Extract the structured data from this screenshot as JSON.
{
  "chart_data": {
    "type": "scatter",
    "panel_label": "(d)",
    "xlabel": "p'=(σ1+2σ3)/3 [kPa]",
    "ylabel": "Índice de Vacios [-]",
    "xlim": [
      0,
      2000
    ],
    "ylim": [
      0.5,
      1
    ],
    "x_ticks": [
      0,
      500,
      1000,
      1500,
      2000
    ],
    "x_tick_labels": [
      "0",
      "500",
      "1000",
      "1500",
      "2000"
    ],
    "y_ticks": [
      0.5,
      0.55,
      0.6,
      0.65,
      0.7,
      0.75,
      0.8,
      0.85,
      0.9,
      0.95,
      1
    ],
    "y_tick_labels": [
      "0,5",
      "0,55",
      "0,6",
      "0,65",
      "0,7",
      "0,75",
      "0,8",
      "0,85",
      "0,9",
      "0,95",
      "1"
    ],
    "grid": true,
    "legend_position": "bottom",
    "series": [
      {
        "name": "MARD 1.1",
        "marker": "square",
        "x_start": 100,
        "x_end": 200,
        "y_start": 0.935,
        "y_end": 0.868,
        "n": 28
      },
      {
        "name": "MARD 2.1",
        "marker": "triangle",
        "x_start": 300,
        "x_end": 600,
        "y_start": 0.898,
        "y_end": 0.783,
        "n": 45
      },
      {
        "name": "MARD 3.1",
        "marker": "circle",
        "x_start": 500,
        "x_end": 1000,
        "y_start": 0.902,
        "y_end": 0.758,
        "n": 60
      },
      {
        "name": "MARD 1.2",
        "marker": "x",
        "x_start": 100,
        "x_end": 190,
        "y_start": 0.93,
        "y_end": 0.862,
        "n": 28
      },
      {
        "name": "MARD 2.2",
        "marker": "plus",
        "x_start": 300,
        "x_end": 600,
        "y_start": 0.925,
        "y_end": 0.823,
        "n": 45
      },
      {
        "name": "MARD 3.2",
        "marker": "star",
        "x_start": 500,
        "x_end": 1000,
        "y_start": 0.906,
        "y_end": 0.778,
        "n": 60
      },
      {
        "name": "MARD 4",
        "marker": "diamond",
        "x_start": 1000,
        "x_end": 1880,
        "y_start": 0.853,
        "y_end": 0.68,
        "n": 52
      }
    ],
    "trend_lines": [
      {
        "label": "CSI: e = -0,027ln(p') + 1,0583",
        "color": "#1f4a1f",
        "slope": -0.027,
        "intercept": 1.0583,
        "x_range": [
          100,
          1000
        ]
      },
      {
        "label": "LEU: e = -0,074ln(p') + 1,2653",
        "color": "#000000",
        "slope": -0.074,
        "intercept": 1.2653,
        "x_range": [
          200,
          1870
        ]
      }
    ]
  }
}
________
- [What you should do]:
Output each entry precisely as given.

- [Full solution]:
Extract the structured data from this screenshot as JSON.
{
  "chart_data": {
    "type": "scatter",
    "panel_label": "(d)",
    "xlabel": "p'=(σ1+2σ3)/3 [kPa]",
    "ylabel": "Índice de Vacios [-]",
    "xlim": [
      0,
      2000
    ],
    "ylim": [
      0.5,
      1
    ],
    "x_ticks": [
      0,
      500,
      1000,
      1500,
      2000
    ],
    "x_tick_labels": [
      "0",
      "500",
      "1000",
      "1500",
      "2000"
    ],
    "y_ticks": [
      0.5,
      0.55,
      0.6,
      0.65,
      0.7,
      0.75,
      0.8,
      0.85,
      0.9,
      0.95,
      1
    ],
    "y_tick_labels": [
      "0,5",
      "0,55",
      "0,6",
      "0,65",
      "0,7",
      "0,75",
      "0,8",
      "0,85",
      "0,9",
      "0,95",
      "1"
    ],
    "grid": true,
    "legend_position": "bottom",
    "series": [
      {
        "name": "MARD 1.1",
        "marker": "square",
        "x_start": 100,
        "x_end": 200,
        "y_start": 0.935,
        "y_end": 0.868,
        "n": 28
      },
      {
        "name": "MARD 2.1",
        "marker": "triangle",
        "x_start": 300,
        "x_end": 600,
        "y_start": 0.898,
        "y_end": 0.783,
        "n": 45
      },
      {
        "name": "MARD 3.1",
        "marker": "circle",
        "x_start": 500,
        "x_end": 1000,
        "y_start": 0.902,
        "y_end": 0.758,
        "n": 60
      },
      {
        "name": "MARD 1.2",
        "marker": "x",
        "x_start": 100,
        "x_end": 190,
        "y_start": 0.93,
        "y_end": 0.862,
        "n": 28
      },
      {
        "name": "MARD 2.2",
        "marker": "plus",
        "x_start": 300,
        "x_end": 600,
        "y_start": 0.925,
        "y_end": 0.823,
        "n": 45
      },
      {
        "name": "MARD 3.2",
        "marker": "star",
        "x_start": 500,
        "x_end": 1000,
        "y_start": 0.906,
        "y_end": 0.778,
        "n": 60
      },
      {
        "name": "MARD 4",
        "marker": "diamond",
        "x_start": 1000,
        "x_end": 1880,
        "y_start": 0.853,
        "y_end": 0.68,
        "n": 52
      }
    ],
    "trend_lines": [
      {
        "label": "CSI: e = -0,027ln(p') + 1,0583",
        "color": "#1f4a1f",
        "slope": -0.027,
        "intercept": 1.0583,
        "x_range": [
          100,
          1000
        ]
      },
      {
        "label": "LEU: e = -0,074ln(p') + 1,2653",
        "color": "#000000",
        "slope": -0.074,
        "intercept": 1.2653,
        "x_range": [
          200,
          1870
        ]
      }
    ]
  }
}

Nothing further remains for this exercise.